>> BEGIN Material
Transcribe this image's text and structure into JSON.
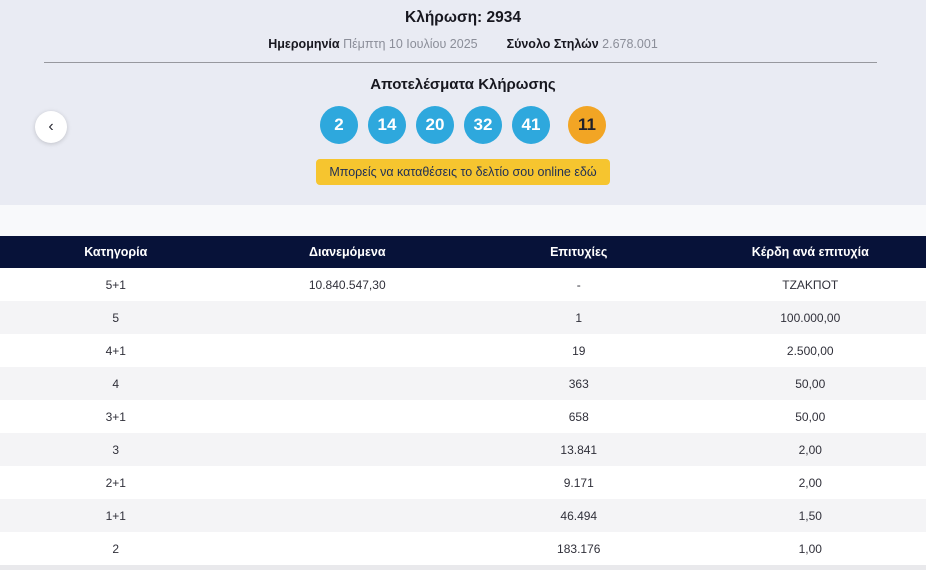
{
  "draw": {
    "title": "Κλήρωση: 2934",
    "date_label": "Ημερομηνία",
    "date_value": "Πέμπτη 10 Ιουλίου 2025",
    "columns_label": "Σύνολο Στηλών",
    "columns_value": "2.678.001"
  },
  "results": {
    "heading": "Αποτελέσματα Κλήρωσης",
    "numbers": [
      "2",
      "14",
      "20",
      "32",
      "41"
    ],
    "bonus": "11",
    "cta_label": "Μπορείς να καταθέσεις το δελτίο σου online εδώ",
    "prev_icon": "‹"
  },
  "colors": {
    "bg-top": "#e9ebf3",
    "bg-strip": "#f8f9fb",
    "navy": "#071239",
    "ball-blue": "#2ea8dd",
    "ball-orange": "#f2a524",
    "btn-yellow": "#f6c52f",
    "btn-text": "#1f2f55"
  },
  "table": {
    "headers": [
      "Κατηγορία",
      "Διανεμόμενα",
      "Επιτυχίες",
      "Κέρδη ανά επιτυχία"
    ],
    "rows": [
      [
        "5+1",
        "10.840.547,30",
        "-",
        "ΤΖΑΚΠΟΤ"
      ],
      [
        "5",
        "",
        "1",
        "100.000,00"
      ],
      [
        "4+1",
        "",
        "19",
        "2.500,00"
      ],
      [
        "4",
        "",
        "363",
        "50,00"
      ],
      [
        "3+1",
        "",
        "658",
        "50,00"
      ],
      [
        "3",
        "",
        "13.841",
        "2,00"
      ],
      [
        "2+1",
        "",
        "9.171",
        "2,00"
      ],
      [
        "1+1",
        "",
        "46.494",
        "1,50"
      ],
      [
        "2",
        "",
        "183.176",
        "1,00"
      ]
    ]
  }
}
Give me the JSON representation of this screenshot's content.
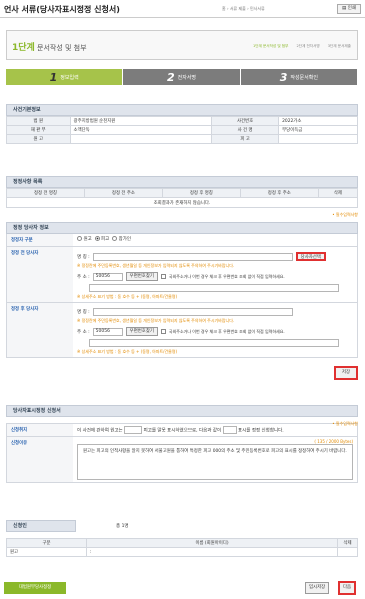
{
  "header": {
    "title": "언사 서류(당사자표시정정 신청서)",
    "breadcrumb": "홈 › 서류 제출 › 민사서류",
    "print_label": "인쇄"
  },
  "step": {
    "num": "1단계",
    "name": "문서작성 및 첨부",
    "sub": [
      "1단계 문서작성 및 첨부",
      "2단계 전자서명",
      "3단계 문서제출"
    ]
  },
  "tabs": [
    {
      "n": "1",
      "label": "정보입력"
    },
    {
      "n": "2",
      "label": "전자서명"
    },
    {
      "n": "3",
      "label": "작성문서확인"
    }
  ],
  "case": {
    "title": "사건기본정보",
    "rows": [
      [
        "법 원",
        "광주지방법원 순천지원",
        "사건번호",
        "2022가소"
      ],
      [
        "재 판 부",
        "소액단독",
        "사 건 명",
        "부당이득금"
      ],
      [
        "원 고",
        "",
        "피 고",
        ""
      ]
    ]
  },
  "corr": {
    "title": "정정사항 목록",
    "headers": [
      "정정 전 명칭",
      "정정 전 주소",
      "정정 후 명칭",
      "정정 후 주소",
      "삭제"
    ],
    "empty": "조회결과가 존재하지 않습니다."
  },
  "party": {
    "title": "정정 당사자 정보",
    "required": "• 필수입력사항",
    "type_label": "정정자 구분",
    "types": [
      "원고",
      "피고",
      "참가인"
    ],
    "before_label": "정정 전 당사자",
    "after_label": "정정 후 당사자",
    "name": "명 칭 :",
    "select_btn": "당사자선택",
    "note1": "※ 정정란에 주민등록번호, 생년월일 등 개인정보가 입력되지 않도록 주의하여 주시기바랍니다.",
    "addr": "주 소 :",
    "zip": "50056",
    "zip_btn": "우편번호찾기",
    "foreign": "국외주소거나 이번 경우 체크 후 우편번호 조회 없이 직접 입력하세요.",
    "note2": "※ 상세주소 표기 방법 : 동 호수 등 + (동명, 아파트/건물명)",
    "note3": "※ 정정란에 주민등록번호, 생년월일 등 개인정보가 입력되지 않도록 주의하여 주시기바랍니다.",
    "save": "저장"
  },
  "apply": {
    "title": "당사자표시정정 신청서",
    "required": "• 필수입력사항",
    "purpose_label": "신청취지",
    "purpose": "이 사건에 관하여 원고는",
    "purpose_mid": "피고를 말못 표시하였으므로, 다음과 같이",
    "purpose_end": "표시를 정정 신청합니다.",
    "reason_label": "신청이유",
    "count": "( 135 / 2000 Bytes)",
    "reason": "원고는 피고의 인적사항을 알지 못하여 서울고원을 통하여 특정한 피고 000의 주소 및 주민등록번호로 피고의 표시를 정정하여 주시기 바랍니다."
  },
  "applicant": {
    "title": "신청인",
    "total": "총 1명",
    "headers": [
      "구분",
      "이름 (회원아이디)",
      "삭제"
    ],
    "rows": [
      [
        "원고",
        ":",
        ""
      ]
    ]
  },
  "footer": {
    "left": "대법원부당사정정",
    "temp": "임시저장",
    "next": "다음"
  }
}
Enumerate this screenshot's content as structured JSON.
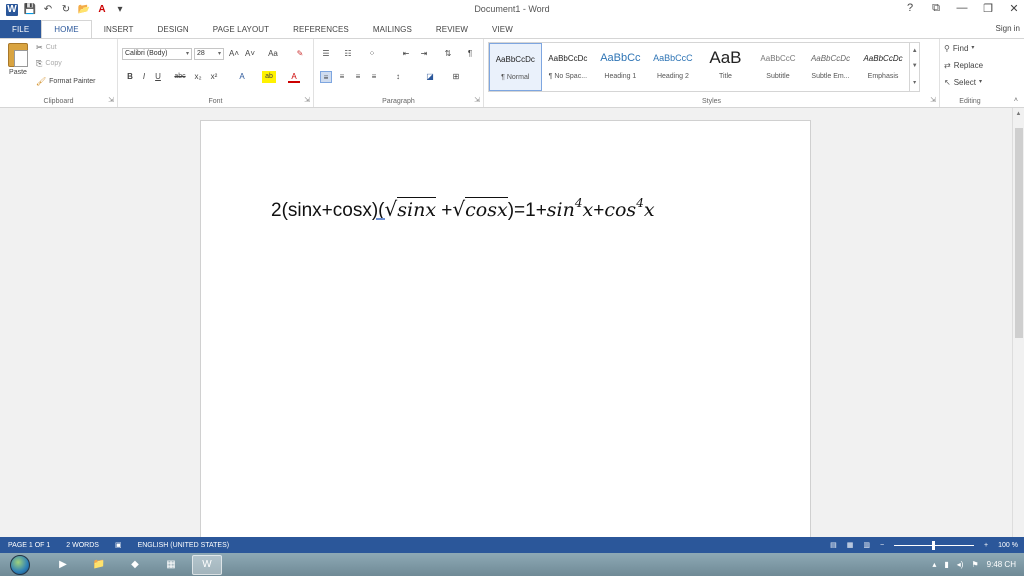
{
  "window": {
    "title": "Document1 - Word",
    "help": "?",
    "controls": [
      "⧉",
      "—",
      "❐",
      "✕"
    ]
  },
  "qat": [
    "W",
    "💾",
    "↶",
    "↻",
    "📂",
    "A",
    "▾"
  ],
  "tabs": [
    "FILE",
    "HOME",
    "INSERT",
    "DESIGN",
    "PAGE LAYOUT",
    "REFERENCES",
    "MAILINGS",
    "REVIEW",
    "VIEW"
  ],
  "signin": "Sign in",
  "clipboard": {
    "label": "Clipboard",
    "paste": "Paste",
    "cut": "Cut",
    "copy": "Copy",
    "format_painter": "Format Painter"
  },
  "font": {
    "label": "Font",
    "name": "Calibri (Body)",
    "size": "28",
    "row1": [
      "A˄",
      "A˅",
      "Aa",
      "✎"
    ],
    "row2": [
      "B",
      "I",
      "U",
      "abc",
      "x₂",
      "x²",
      "A",
      "ab",
      "A"
    ]
  },
  "paragraph": {
    "label": "Paragraph",
    "row1": [
      "☰",
      "☷",
      "⁘",
      "⇤",
      "⇥",
      "⇅",
      "¶"
    ],
    "row2": [
      "≡",
      "≡",
      "≡",
      "≡",
      "↕",
      "◪",
      "⊞"
    ]
  },
  "styles": {
    "label": "Styles",
    "items": [
      {
        "sample": "AaBbCcDc",
        "name": "¶ Normal"
      },
      {
        "sample": "AaBbCcDc",
        "name": "¶ No Spac..."
      },
      {
        "sample": "AaBbCc",
        "name": "Heading 1"
      },
      {
        "sample": "AaBbCcC",
        "name": "Heading 2"
      },
      {
        "sample": "AaB",
        "name": "Title"
      },
      {
        "sample": "AaBbCcC",
        "name": "Subtitle"
      },
      {
        "sample": "AaBbCcDc",
        "name": "Subtle Em..."
      },
      {
        "sample": "AaBbCcDc",
        "name": "Emphasis"
      }
    ]
  },
  "editing": {
    "label": "Editing",
    "find": "Find",
    "replace": "Replace",
    "select": "Select"
  },
  "document": {
    "eq_prefix": "2(sinx+cosx)(",
    "sqrt1": "sinx",
    "plus": " +",
    "sqrt2": "cosx",
    "eq_mid": ")=1+",
    "term1": "sin",
    "exp1": "4",
    "var1": "x",
    "plus2": "+",
    "term2": "cos",
    "exp2": "4",
    "var2": "x"
  },
  "status": {
    "page": "PAGE 1 OF 1",
    "words": "2 WORDS",
    "language": "ENGLISH (UNITED STATES)",
    "zoom": "100 %",
    "zoom_minus": "−",
    "zoom_plus": "+"
  },
  "taskbar": {
    "time": "9:48 CH"
  }
}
>> END Material
* **Short task**
Write the records above out again exactly, with no pictures in your copy.

* **Response**
Transcribe this image's text and structure into JSON.
{
  "draw": {
    "title": "Κλήρωση: 2934",
    "date_label": "Ημερομηνία",
    "date_value": "Πέμπτη 10 Ιουλίου 2025",
    "columns_label": "Σύνολο Στηλών",
    "columns_value": "2.678.001"
  },
  "results": {
    "heading": "Αποτελέσματα Κλήρωσης",
    "numbers": [
      "2",
      "14",
      "20",
      "32",
      "41"
    ],
    "bonus": "11",
    "cta_label": "Μπορείς να καταθέσεις το δελτίο σου online εδώ",
    "prev_icon": "‹"
  },
  "colors": {
    "bg-top": "#e9ebf3",
    "bg-strip": "#f8f9fb",
    "navy": "#071239",
    "ball-blue": "#2ea8dd",
    "ball-orange": "#f2a524",
    "btn-yellow": "#f6c52f",
    "btn-text": "#1f2f55"
  },
  "table": {
    "headers": [
      "Κατηγορία",
      "Διανεμόμενα",
      "Επιτυχίες",
      "Κέρδη ανά επιτυχία"
    ],
    "rows": [
      [
        "5+1",
        "10.840.547,30",
        "-",
        "ΤΖΑΚΠΟΤ"
      ],
      [
        "5",
        "",
        "1",
        "100.000,00"
      ],
      [
        "4+1",
        "",
        "19",
        "2.500,00"
      ],
      [
        "4",
        "",
        "363",
        "50,00"
      ],
      [
        "3+1",
        "",
        "658",
        "50,00"
      ],
      [
        "3",
        "",
        "13.841",
        "2,00"
      ],
      [
        "2+1",
        "",
        "9.171",
        "2,00"
      ],
      [
        "1+1",
        "",
        "46.494",
        "1,50"
      ],
      [
        "2",
        "",
        "183.176",
        "1,00"
      ]
    ]
  }
}
Give me the JSON representation of this screenshot's content.
{
  "header": {
    "title": "언사 서류(당사자표시정정 신청서)",
    "breadcrumb": "홈 › 서류 제출 › 민사서류",
    "print_label": "인쇄"
  },
  "step": {
    "num": "1단계",
    "name": "문서작성 및 첨부",
    "sub": [
      "1단계 문서작성 및 첨부",
      "2단계 전자서명",
      "3단계 문서제출"
    ]
  },
  "tabs": [
    {
      "n": "1",
      "label": "정보입력"
    },
    {
      "n": "2",
      "label": "전자서명"
    },
    {
      "n": "3",
      "label": "작성문서확인"
    }
  ],
  "case": {
    "title": "사건기본정보",
    "rows": [
      [
        "법 원",
        "광주지방법원 순천지원",
        "사건번호",
        "2022가소"
      ],
      [
        "재 판 부",
        "소액단독",
        "사 건 명",
        "부당이득금"
      ],
      [
        "원 고",
        "",
        "피 고",
        ""
      ]
    ]
  },
  "corr": {
    "title": "정정사항 목록",
    "headers": [
      "정정 전 명칭",
      "정정 전 주소",
      "정정 후 명칭",
      "정정 후 주소",
      "삭제"
    ],
    "empty": "조회결과가 존재하지 않습니다."
  },
  "party": {
    "title": "정정 당사자 정보",
    "required": "• 필수입력사항",
    "type_label": "정정자 구분",
    "types": [
      "원고",
      "피고",
      "참가인"
    ],
    "before_label": "정정 전 당사자",
    "after_label": "정정 후 당사자",
    "name": "명 칭 :",
    "select_btn": "당사자선택",
    "note1": "※ 정정란에 주민등록번호, 생년월일 등 개인정보가 입력되지 않도록 주의하여 주시기바랍니다.",
    "addr": "주 소 :",
    "zip": "50056",
    "zip_btn": "우편번호찾기",
    "foreign": "국외주소거나 이번 경우 체크 후 우편번호 조회 없이 직접 입력하세요.",
    "note2": "※ 상세주소 표기 방법 : 동 호수 등 + (동명, 아파트/건물명)",
    "note3": "※ 정정란에 주민등록번호, 생년월일 등 개인정보가 입력되지 않도록 주의하여 주시기바랍니다.",
    "save": "저장"
  },
  "apply": {
    "title": "당사자표시정정 신청서",
    "required": "• 필수입력사항",
    "purpose_label": "신청취지",
    "purpose": "이 사건에 관하여 원고는",
    "purpose_mid": "피고를 말못 표시하였으므로, 다음과 같이",
    "purpose_end": "표시를 정정 신청합니다.",
    "reason_label": "신청이유",
    "count": "( 135 / 2000 Bytes)",
    "reason": "원고는 피고의 인적사항을 알지 못하여 서울고원을 통하여 특정한 피고 000의 주소 및 주민등록번호로 피고의 표시를 정정하여 주시기 바랍니다."
  },
  "applicant": {
    "title": "신청인",
    "total": "총 1명",
    "headers": [
      "구분",
      "이름 (회원아이디)",
      "삭제"
    ],
    "rows": [
      [
        "원고",
        ":",
        ""
      ]
    ]
  },
  "footer": {
    "left": "대법원부당사정정",
    "temp": "임시저장",
    "next": "다음"
  }
}
Enumerate this screenshot's content as structured JSON.
{
  "window": {
    "title": "Document1 - Word",
    "help": "?",
    "controls": [
      "⧉",
      "—",
      "❐",
      "✕"
    ]
  },
  "qat": [
    "W",
    "💾",
    "↶",
    "↻",
    "📂",
    "A",
    "▾"
  ],
  "tabs": [
    "FILE",
    "HOME",
    "INSERT",
    "DESIGN",
    "PAGE LAYOUT",
    "REFERENCES",
    "MAILINGS",
    "REVIEW",
    "VIEW"
  ],
  "signin": "Sign in",
  "clipboard": {
    "label": "Clipboard",
    "paste": "Paste",
    "cut": "Cut",
    "copy": "Copy",
    "format_painter": "Format Painter"
  },
  "font": {
    "label": "Font",
    "name": "Calibri (Body)",
    "size": "28",
    "row1": [
      "A˄",
      "A˅",
      "Aa",
      "✎"
    ],
    "row2": [
      "B",
      "I",
      "U",
      "abc",
      "x₂",
      "x²",
      "A",
      "ab",
      "A"
    ]
  },
  "paragraph": {
    "label": "Paragraph",
    "row1": [
      "☰",
      "☷",
      "⁘",
      "⇤",
      "⇥",
      "⇅",
      "¶"
    ],
    "row2": [
      "≡",
      "≡",
      "≡",
      "≡",
      "↕",
      "◪",
      "⊞"
    ]
  },
  "styles": {
    "label": "Styles",
    "items": [
      {
        "sample": "AaBbCcDc",
        "name": "¶ Normal"
      },
      {
        "sample": "AaBbCcDc",
        "name": "¶ No Spac..."
      },
      {
        "sample": "AaBbCc",
        "name": "Heading 1"
      },
      {
        "sample": "AaBbCcC",
        "name": "Heading 2"
      },
      {
        "sample": "AaB",
        "name": "Title"
      },
      {
        "sample": "AaBbCcC",
        "name": "Subtitle"
      },
      {
        "sample": "AaBbCcDc",
        "name": "Subtle Em..."
      },
      {
        "sample": "AaBbCcDc",
        "name": "Emphasis"
      }
    ]
  },
  "editing": {
    "label": "Editing",
    "find": "Find",
    "replace": "Replace",
    "select": "Select"
  },
  "document": {
    "eq_prefix": "2(sinx+cosx)(",
    "sqrt1": "sinx",
    "plus": " +",
    "sqrt2": "cosx",
    "eq_mid": ")=1+",
    "term1": "sin",
    "exp1": "4",
    "var1": "x",
    "plus2": "+",
    "term2": "cos",
    "exp2": "4",
    "var2": "x"
  },
  "status": {
    "page": "PAGE 1 OF 1",
    "words": "2 WORDS",
    "language": "ENGLISH (UNITED STATES)",
    "zoom": "100 %",
    "zoom_minus": "−",
    "zoom_plus": "+"
  },
  "taskbar": {
    "time": "9:48 CH"
  }
}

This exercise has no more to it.